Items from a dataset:
·····

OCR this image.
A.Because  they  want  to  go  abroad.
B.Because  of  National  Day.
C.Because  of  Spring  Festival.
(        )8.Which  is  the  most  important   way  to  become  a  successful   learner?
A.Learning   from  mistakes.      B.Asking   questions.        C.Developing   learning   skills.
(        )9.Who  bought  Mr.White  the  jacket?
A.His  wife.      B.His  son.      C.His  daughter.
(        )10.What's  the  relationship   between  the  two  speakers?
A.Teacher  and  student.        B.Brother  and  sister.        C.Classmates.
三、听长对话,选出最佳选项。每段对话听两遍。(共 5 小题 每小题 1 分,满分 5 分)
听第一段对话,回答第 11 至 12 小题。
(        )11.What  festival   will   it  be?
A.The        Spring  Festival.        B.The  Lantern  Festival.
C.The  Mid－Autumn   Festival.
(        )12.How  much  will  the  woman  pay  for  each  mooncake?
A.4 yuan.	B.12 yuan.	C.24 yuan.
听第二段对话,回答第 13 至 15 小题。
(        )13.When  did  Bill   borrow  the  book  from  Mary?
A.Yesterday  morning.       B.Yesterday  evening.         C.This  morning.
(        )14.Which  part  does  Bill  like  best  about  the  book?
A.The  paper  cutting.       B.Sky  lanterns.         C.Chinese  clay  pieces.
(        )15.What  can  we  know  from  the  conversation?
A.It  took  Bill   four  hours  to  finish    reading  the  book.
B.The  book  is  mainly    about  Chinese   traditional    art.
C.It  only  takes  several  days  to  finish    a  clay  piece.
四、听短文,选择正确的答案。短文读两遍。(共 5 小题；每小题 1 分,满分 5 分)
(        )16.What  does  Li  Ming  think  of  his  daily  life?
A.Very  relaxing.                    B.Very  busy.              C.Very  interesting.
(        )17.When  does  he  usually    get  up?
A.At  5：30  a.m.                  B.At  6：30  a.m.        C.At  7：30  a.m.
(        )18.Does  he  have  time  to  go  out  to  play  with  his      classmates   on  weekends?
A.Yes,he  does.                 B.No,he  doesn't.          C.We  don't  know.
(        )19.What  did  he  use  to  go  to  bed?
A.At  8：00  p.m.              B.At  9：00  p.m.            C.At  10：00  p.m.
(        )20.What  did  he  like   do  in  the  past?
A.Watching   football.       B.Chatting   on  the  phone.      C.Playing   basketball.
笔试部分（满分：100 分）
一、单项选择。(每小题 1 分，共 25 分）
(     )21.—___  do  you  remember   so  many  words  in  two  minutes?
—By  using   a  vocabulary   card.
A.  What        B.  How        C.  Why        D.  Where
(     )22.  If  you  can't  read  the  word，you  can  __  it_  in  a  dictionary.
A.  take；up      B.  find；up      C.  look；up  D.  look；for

·····

Given problem:
Pull every line containing "When" out of the data above.

Right answer:
(        )13.When  did  Bill   borrow  the  book  from  Mary?
(        )17.When  does  he  usually    get  up?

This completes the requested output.